◆ Written task:
Print all of the data exactly as written.

Records from a data collection
★ ★ ★
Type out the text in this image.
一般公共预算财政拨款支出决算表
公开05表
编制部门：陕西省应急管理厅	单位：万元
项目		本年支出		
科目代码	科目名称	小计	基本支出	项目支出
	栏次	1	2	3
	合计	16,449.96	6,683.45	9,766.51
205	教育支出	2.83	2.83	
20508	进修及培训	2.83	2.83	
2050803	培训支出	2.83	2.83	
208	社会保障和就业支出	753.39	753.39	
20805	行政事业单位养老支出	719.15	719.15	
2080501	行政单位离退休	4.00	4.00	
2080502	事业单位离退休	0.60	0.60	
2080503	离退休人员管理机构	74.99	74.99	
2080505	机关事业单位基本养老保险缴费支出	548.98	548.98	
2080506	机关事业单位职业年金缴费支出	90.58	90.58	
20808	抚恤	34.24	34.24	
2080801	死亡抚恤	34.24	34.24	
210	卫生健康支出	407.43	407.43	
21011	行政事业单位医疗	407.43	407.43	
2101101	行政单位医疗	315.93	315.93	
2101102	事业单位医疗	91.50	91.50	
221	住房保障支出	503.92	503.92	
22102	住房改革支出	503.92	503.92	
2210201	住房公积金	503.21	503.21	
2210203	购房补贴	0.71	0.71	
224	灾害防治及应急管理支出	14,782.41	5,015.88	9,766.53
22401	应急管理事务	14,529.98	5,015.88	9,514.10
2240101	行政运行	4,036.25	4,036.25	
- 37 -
★ ★ ★
◆ Complete answer:
Type out the text in this image.
一般公共预算财政拨款支出决算表
公开05表
编制部门：陕西省应急管理厅	单位：万元
项目		本年支出		
科目代码	科目名称	小计	基本支出	项目支出
	栏次	1	2	3
	合计	16,449.96	6,683.45	9,766.51
205	教育支出	2.83	2.83	
20508	进修及培训	2.83	2.83	
2050803	培训支出	2.83	2.83	
208	社会保障和就业支出	753.39	753.39	
20805	行政事业单位养老支出	719.15	719.15	
2080501	行政单位离退休	4.00	4.00	
2080502	事业单位离退休	0.60	0.60	
2080503	离退休人员管理机构	74.99	74.99	
2080505	机关事业单位基本养老保险缴费支出	548.98	548.98	
2080506	机关事业单位职业年金缴费支出	90.58	90.58	
20808	抚恤	34.24	34.24	
2080801	死亡抚恤	34.24	34.24	
210	卫生健康支出	407.43	407.43	
21011	行政事业单位医疗	407.43	407.43	
2101101	行政单位医疗	315.93	315.93	
2101102	事业单位医疗	91.50	91.50	
221	住房保障支出	503.92	503.92	
22102	住房改革支出	503.92	503.92	
2210201	住房公积金	503.21	503.21	
2210203	购房补贴	0.71	0.71	
224	灾害防治及应急管理支出	14,782.41	5,015.88	9,766.53
22401	应急管理事务	14,529.98	5,015.88	9,514.10
2240101	行政运行	4,036.25	4,036.25	
- 37 -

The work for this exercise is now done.